Supplied records:
○ ○ ○

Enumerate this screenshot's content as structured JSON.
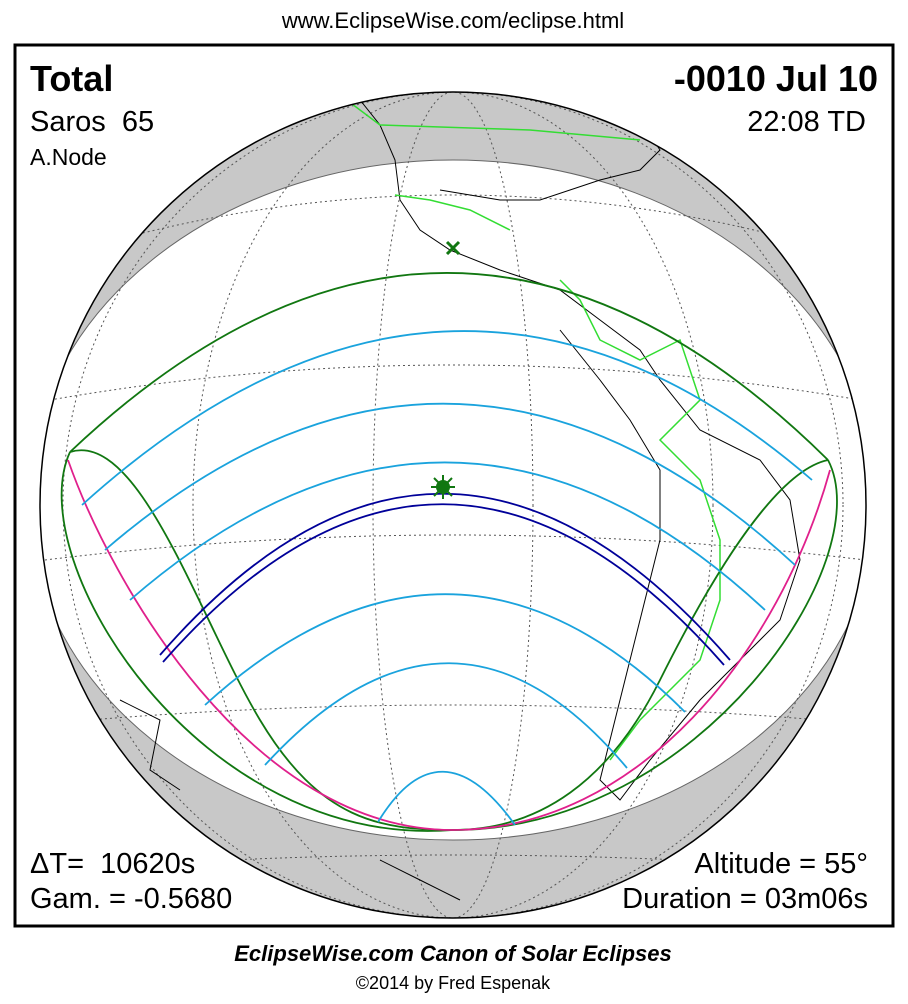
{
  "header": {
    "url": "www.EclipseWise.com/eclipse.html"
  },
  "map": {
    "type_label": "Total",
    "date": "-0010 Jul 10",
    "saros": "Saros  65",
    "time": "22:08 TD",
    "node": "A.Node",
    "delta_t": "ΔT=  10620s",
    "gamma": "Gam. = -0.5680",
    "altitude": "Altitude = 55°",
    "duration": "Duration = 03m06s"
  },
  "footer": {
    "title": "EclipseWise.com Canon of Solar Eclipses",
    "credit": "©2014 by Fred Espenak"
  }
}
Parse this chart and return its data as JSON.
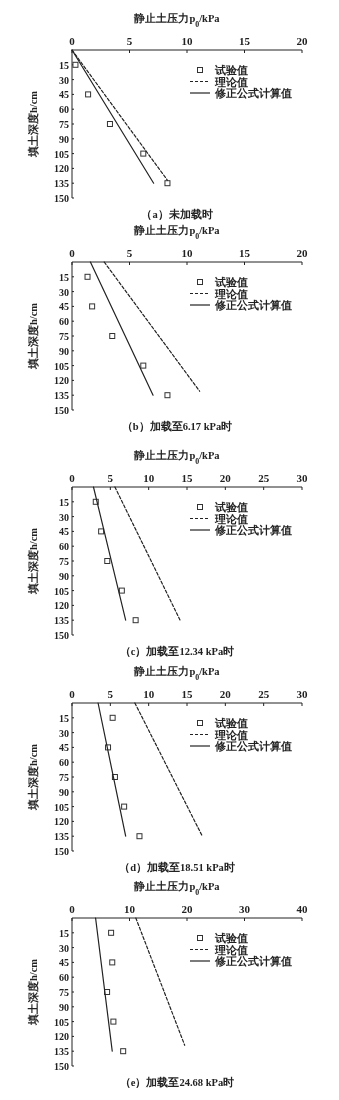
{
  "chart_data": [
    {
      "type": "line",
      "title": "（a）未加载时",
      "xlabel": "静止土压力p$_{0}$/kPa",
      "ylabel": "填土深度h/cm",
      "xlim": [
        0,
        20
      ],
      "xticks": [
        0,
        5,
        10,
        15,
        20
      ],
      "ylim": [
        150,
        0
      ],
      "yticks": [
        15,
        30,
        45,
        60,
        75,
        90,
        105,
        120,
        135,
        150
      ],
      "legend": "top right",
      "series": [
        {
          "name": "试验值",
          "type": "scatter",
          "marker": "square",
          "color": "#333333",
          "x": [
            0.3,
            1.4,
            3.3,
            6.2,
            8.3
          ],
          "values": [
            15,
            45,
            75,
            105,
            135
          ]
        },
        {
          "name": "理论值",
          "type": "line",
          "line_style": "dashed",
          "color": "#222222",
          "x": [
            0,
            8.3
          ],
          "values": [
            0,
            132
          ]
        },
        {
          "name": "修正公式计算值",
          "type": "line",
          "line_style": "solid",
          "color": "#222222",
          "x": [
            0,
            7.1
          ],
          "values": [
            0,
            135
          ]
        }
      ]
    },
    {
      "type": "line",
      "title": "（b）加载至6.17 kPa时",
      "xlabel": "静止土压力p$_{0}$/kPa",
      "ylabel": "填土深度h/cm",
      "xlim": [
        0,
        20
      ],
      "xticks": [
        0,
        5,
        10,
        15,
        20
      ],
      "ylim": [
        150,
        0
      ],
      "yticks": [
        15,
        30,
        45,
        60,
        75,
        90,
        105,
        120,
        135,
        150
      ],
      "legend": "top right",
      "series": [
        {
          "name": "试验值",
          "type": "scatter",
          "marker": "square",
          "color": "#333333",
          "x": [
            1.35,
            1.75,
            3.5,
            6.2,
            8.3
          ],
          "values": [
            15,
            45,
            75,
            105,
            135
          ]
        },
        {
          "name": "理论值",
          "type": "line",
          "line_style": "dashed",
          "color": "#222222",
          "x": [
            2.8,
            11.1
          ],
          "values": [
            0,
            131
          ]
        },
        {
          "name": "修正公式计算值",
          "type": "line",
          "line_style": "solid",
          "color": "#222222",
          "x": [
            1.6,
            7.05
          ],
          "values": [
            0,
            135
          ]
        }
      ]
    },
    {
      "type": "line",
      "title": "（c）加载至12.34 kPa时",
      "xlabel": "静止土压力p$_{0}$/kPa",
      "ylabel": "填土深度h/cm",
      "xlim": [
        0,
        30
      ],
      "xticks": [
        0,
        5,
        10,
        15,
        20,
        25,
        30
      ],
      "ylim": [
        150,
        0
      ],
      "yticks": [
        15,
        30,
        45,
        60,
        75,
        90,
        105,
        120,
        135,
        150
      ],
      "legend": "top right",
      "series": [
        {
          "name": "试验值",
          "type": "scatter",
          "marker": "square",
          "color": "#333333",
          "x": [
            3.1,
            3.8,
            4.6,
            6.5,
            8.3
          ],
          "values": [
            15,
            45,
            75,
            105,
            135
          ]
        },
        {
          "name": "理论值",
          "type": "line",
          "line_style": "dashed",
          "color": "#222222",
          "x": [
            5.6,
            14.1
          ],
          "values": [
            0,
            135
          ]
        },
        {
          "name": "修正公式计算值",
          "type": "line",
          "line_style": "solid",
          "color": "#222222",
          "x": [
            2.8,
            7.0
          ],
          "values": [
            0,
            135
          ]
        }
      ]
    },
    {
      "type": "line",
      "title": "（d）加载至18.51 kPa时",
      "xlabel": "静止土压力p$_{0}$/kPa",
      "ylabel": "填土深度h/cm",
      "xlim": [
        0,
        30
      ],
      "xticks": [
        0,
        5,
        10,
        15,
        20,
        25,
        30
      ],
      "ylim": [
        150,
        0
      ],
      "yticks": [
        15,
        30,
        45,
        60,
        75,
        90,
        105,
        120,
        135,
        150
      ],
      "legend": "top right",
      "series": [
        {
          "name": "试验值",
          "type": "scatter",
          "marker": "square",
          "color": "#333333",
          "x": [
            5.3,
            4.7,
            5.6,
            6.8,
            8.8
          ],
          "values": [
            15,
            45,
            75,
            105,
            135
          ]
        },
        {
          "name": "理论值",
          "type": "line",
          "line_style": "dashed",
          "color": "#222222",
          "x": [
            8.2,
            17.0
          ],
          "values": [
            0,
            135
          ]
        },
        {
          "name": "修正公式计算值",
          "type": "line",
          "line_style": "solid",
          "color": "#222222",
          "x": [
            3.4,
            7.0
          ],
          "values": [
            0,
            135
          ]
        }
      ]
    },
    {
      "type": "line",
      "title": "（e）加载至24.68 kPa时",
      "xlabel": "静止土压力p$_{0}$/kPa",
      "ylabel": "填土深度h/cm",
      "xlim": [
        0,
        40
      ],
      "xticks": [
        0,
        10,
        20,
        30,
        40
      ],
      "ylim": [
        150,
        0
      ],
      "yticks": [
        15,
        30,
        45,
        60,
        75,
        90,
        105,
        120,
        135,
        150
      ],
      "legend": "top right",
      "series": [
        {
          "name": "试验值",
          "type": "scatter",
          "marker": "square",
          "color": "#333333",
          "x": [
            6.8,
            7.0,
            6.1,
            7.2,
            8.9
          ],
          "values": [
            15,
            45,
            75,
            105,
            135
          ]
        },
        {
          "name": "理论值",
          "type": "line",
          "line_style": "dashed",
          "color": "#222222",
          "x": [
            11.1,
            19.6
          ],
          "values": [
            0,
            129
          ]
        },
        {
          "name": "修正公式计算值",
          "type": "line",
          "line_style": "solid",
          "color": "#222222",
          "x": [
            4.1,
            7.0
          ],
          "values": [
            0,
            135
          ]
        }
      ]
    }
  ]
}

○ ○ ○

Given problem:
Replicate the material above verbatim; images stay out of the copy.

Problem solution:
Enumerate this screenshot's content as structured JSON.
{
  "header": {
    "url": "www.EclipseWise.com/eclipse.html"
  },
  "map": {
    "type_label": "Total",
    "date": "-0010 Jul 10",
    "saros": "Saros  65",
    "time": "22:08 TD",
    "node": "A.Node",
    "delta_t": "ΔT=  10620s",
    "gamma": "Gam. = -0.5680",
    "altitude": "Altitude = 55°",
    "duration": "Duration = 03m06s"
  },
  "footer": {
    "title": "EclipseWise.com Canon of Solar Eclipses",
    "credit": "©2014 by Fred Espenak"
  }
}
Parse this chart and return its data as JSON.
{
  "chart_data": [
    {
      "type": "line",
      "title": "（a）未加载时",
      "xlabel": "静止土压力p$_{0}$/kPa",
      "ylabel": "填土深度h/cm",
      "xlim": [
        0,
        20
      ],
      "xticks": [
        0,
        5,
        10,
        15,
        20
      ],
      "ylim": [
        150,
        0
      ],
      "yticks": [
        15,
        30,
        45,
        60,
        75,
        90,
        105,
        120,
        135,
        150
      ],
      "legend": "top right",
      "series": [
        {
          "name": "试验值",
          "type": "scatter",
          "marker": "square",
          "color": "#333333",
          "x": [
            0.3,
            1.4,
            3.3,
            6.2,
            8.3
          ],
          "values": [
            15,
            45,
            75,
            105,
            135
          ]
        },
        {
          "name": "理论值",
          "type": "line",
          "line_style": "dashed",
          "color": "#222222",
          "x": [
            0,
            8.3
          ],
          "values": [
            0,
            132
          ]
        },
        {
          "name": "修正公式计算值",
          "type": "line",
          "line_style": "solid",
          "color": "#222222",
          "x": [
            0,
            7.1
          ],
          "values": [
            0,
            135
          ]
        }
      ]
    },
    {
      "type": "line",
      "title": "（b）加载至6.17 kPa时",
      "xlabel": "静止土压力p$_{0}$/kPa",
      "ylabel": "填土深度h/cm",
      "xlim": [
        0,
        20
      ],
      "xticks": [
        0,
        5,
        10,
        15,
        20
      ],
      "ylim": [
        150,
        0
      ],
      "yticks": [
        15,
        30,
        45,
        60,
        75,
        90,
        105,
        120,
        135,
        150
      ],
      "legend": "top right",
      "series": [
        {
          "name": "试验值",
          "type": "scatter",
          "marker": "square",
          "color": "#333333",
          "x": [
            1.35,
            1.75,
            3.5,
            6.2,
            8.3
          ],
          "values": [
            15,
            45,
            75,
            105,
            135
          ]
        },
        {
          "name": "理论值",
          "type": "line",
          "line_style": "dashed",
          "color": "#222222",
          "x": [
            2.8,
            11.1
          ],
          "values": [
            0,
            131
          ]
        },
        {
          "name": "修正公式计算值",
          "type": "line",
          "line_style": "solid",
          "color": "#222222",
          "x": [
            1.6,
            7.05
          ],
          "values": [
            0,
            135
          ]
        }
      ]
    },
    {
      "type": "line",
      "title": "（c）加载至12.34 kPa时",
      "xlabel": "静止土压力p$_{0}$/kPa",
      "ylabel": "填土深度h/cm",
      "xlim": [
        0,
        30
      ],
      "xticks": [
        0,
        5,
        10,
        15,
        20,
        25,
        30
      ],
      "ylim": [
        150,
        0
      ],
      "yticks": [
        15,
        30,
        45,
        60,
        75,
        90,
        105,
        120,
        135,
        150
      ],
      "legend": "top right",
      "series": [
        {
          "name": "试验值",
          "type": "scatter",
          "marker": "square",
          "color": "#333333",
          "x": [
            3.1,
            3.8,
            4.6,
            6.5,
            8.3
          ],
          "values": [
            15,
            45,
            75,
            105,
            135
          ]
        },
        {
          "name": "理论值",
          "type": "line",
          "line_style": "dashed",
          "color": "#222222",
          "x": [
            5.6,
            14.1
          ],
          "values": [
            0,
            135
          ]
        },
        {
          "name": "修正公式计算值",
          "type": "line",
          "line_style": "solid",
          "color": "#222222",
          "x": [
            2.8,
            7.0
          ],
          "values": [
            0,
            135
          ]
        }
      ]
    },
    {
      "type": "line",
      "title": "（d）加载至18.51 kPa时",
      "xlabel": "静止土压力p$_{0}$/kPa",
      "ylabel": "填土深度h/cm",
      "xlim": [
        0,
        30
      ],
      "xticks": [
        0,
        5,
        10,
        15,
        20,
        25,
        30
      ],
      "ylim": [
        150,
        0
      ],
      "yticks": [
        15,
        30,
        45,
        60,
        75,
        90,
        105,
        120,
        135,
        150
      ],
      "legend": "top right",
      "series": [
        {
          "name": "试验值",
          "type": "scatter",
          "marker": "square",
          "color": "#333333",
          "x": [
            5.3,
            4.7,
            5.6,
            6.8,
            8.8
          ],
          "values": [
            15,
            45,
            75,
            105,
            135
          ]
        },
        {
          "name": "理论值",
          "type": "line",
          "line_style": "dashed",
          "color": "#222222",
          "x": [
            8.2,
            17.0
          ],
          "values": [
            0,
            135
          ]
        },
        {
          "name": "修正公式计算值",
          "type": "line",
          "line_style": "solid",
          "color": "#222222",
          "x": [
            3.4,
            7.0
          ],
          "values": [
            0,
            135
          ]
        }
      ]
    },
    {
      "type": "line",
      "title": "（e）加载至24.68 kPa时",
      "xlabel": "静止土压力p$_{0}$/kPa",
      "ylabel": "填土深度h/cm",
      "xlim": [
        0,
        40
      ],
      "xticks": [
        0,
        10,
        20,
        30,
        40
      ],
      "ylim": [
        150,
        0
      ],
      "yticks": [
        15,
        30,
        45,
        60,
        75,
        90,
        105,
        120,
        135,
        150
      ],
      "legend": "top right",
      "series": [
        {
          "name": "试验值",
          "type": "scatter",
          "marker": "square",
          "color": "#333333",
          "x": [
            6.8,
            7.0,
            6.1,
            7.2,
            8.9
          ],
          "values": [
            15,
            45,
            75,
            105,
            135
          ]
        },
        {
          "name": "理论值",
          "type": "line",
          "line_style": "dashed",
          "color": "#222222",
          "x": [
            11.1,
            19.6
          ],
          "values": [
            0,
            129
          ]
        },
        {
          "name": "修正公式计算值",
          "type": "line",
          "line_style": "solid",
          "color": "#222222",
          "x": [
            4.1,
            7.0
          ],
          "values": [
            0,
            135
          ]
        }
      ]
    }
  ]
}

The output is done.